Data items

** begin **

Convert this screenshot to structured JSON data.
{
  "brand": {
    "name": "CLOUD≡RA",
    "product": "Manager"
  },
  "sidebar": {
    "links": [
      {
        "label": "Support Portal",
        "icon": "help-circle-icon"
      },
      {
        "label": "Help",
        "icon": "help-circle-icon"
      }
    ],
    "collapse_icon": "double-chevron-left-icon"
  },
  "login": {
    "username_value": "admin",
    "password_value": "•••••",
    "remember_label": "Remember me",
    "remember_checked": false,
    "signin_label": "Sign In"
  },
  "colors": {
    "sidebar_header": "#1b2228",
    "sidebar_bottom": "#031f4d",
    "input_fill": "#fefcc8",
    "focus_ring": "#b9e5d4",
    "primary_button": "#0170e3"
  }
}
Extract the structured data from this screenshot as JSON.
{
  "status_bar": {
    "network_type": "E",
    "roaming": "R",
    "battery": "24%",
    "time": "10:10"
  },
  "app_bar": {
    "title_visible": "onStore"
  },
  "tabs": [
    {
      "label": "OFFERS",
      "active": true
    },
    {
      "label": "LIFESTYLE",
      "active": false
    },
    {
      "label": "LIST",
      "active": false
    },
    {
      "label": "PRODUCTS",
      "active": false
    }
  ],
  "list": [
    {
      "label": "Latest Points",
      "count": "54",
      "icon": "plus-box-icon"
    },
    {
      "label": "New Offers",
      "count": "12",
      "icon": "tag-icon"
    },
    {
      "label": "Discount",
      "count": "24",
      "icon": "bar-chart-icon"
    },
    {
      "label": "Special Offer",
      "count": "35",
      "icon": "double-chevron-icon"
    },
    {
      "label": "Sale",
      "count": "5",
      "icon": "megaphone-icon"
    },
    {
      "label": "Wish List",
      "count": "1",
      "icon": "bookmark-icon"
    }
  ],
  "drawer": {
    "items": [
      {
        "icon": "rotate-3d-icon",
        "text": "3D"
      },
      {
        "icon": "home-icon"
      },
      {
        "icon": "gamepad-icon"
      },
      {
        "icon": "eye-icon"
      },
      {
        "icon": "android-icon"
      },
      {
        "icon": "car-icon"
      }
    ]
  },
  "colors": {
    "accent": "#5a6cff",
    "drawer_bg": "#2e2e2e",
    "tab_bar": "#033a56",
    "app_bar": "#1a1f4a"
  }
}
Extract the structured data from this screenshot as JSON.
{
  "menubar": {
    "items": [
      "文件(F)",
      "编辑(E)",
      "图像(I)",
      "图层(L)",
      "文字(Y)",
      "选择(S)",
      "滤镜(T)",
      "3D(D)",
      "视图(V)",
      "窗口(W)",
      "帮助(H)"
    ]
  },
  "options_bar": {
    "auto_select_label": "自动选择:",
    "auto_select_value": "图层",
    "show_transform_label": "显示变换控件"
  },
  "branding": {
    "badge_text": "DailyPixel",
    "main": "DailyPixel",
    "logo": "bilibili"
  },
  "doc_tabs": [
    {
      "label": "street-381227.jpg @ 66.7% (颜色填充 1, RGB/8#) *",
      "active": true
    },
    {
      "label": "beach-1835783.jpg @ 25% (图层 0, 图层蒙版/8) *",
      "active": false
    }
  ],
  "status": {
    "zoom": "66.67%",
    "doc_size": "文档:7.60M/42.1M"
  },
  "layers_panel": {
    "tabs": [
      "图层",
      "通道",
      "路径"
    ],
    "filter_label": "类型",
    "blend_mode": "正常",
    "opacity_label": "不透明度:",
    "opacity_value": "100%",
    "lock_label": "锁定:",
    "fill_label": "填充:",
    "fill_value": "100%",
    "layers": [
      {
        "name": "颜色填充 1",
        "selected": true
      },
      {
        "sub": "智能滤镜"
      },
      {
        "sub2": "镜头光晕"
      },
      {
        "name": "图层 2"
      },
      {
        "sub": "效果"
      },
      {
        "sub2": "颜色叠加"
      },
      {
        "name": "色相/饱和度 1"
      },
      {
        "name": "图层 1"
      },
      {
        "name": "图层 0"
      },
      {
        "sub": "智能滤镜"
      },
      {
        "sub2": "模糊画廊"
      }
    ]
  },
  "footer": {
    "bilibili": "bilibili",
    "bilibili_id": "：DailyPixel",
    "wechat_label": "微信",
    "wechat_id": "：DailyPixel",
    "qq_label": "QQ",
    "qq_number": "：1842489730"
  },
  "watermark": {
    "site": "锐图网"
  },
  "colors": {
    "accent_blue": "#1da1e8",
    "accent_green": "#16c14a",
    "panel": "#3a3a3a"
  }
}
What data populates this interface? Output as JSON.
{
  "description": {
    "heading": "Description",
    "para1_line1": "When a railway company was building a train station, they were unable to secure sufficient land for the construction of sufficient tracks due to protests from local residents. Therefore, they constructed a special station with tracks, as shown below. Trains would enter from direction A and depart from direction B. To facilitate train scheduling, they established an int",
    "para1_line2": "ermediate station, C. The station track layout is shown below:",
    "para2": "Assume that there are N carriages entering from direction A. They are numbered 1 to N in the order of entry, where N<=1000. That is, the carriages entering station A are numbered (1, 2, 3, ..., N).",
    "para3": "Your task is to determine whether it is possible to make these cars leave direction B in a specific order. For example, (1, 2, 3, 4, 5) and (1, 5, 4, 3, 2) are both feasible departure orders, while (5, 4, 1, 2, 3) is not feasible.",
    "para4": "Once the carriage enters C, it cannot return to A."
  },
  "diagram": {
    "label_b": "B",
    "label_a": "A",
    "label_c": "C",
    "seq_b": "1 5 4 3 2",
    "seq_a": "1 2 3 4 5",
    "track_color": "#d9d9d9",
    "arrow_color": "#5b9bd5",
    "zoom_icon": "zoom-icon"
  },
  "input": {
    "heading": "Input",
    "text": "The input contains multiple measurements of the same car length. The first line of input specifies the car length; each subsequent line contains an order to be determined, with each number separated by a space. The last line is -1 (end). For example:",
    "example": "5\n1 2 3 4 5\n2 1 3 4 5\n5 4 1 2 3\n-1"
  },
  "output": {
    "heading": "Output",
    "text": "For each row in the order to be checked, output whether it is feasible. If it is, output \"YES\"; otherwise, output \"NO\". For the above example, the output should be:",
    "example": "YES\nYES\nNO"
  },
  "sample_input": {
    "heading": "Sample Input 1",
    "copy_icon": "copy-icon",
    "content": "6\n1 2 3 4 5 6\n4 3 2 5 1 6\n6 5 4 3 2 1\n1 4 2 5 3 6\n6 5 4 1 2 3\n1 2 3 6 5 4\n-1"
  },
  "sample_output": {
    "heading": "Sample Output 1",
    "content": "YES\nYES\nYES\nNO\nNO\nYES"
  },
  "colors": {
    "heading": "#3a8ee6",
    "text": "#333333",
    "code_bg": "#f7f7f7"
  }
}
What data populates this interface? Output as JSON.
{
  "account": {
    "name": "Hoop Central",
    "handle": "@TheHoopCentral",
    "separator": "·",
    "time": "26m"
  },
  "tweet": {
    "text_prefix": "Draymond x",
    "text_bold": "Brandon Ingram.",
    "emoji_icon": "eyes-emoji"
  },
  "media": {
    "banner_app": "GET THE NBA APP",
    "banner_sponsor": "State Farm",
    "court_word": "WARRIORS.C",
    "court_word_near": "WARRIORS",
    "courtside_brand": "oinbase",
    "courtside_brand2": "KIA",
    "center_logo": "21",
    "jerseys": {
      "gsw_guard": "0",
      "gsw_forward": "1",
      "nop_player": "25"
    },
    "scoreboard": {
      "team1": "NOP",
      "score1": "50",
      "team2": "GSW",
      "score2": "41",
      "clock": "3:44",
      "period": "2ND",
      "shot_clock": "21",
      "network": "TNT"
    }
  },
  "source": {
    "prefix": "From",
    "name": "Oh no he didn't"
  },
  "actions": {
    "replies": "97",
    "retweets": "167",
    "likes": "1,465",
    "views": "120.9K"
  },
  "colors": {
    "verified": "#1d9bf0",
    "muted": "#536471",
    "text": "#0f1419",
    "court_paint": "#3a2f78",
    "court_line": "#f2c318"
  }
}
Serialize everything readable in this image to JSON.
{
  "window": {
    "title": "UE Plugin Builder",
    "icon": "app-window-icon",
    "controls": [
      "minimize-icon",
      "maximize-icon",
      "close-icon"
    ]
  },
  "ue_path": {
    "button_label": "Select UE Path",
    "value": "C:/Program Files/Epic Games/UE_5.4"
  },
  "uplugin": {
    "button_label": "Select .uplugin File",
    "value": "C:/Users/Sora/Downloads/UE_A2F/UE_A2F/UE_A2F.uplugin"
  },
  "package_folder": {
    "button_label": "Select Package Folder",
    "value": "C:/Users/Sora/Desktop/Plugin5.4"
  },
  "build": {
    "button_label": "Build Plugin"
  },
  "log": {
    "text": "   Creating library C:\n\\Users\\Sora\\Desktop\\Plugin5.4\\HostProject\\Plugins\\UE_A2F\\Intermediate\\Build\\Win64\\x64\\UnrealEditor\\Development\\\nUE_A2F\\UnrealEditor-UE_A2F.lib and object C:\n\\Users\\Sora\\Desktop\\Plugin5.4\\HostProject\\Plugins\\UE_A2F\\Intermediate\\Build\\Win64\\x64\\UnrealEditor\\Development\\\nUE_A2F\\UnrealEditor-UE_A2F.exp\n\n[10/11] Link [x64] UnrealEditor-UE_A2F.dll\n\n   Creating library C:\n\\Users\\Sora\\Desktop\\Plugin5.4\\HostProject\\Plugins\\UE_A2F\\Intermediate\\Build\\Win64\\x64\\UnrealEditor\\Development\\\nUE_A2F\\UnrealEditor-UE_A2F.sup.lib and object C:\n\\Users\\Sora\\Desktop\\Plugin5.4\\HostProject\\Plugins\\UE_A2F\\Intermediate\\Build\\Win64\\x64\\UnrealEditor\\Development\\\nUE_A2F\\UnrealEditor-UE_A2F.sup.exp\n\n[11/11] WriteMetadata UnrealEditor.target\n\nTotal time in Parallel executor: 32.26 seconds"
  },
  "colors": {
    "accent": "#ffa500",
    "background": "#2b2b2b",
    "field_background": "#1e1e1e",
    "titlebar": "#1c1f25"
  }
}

** end **

Requirement
From the listing above, copy every line that holds the string "chevron".

Reply to the exercise
    "collapse_icon": "double-chevron-left-icon"
      "icon": "double-chevron-icon"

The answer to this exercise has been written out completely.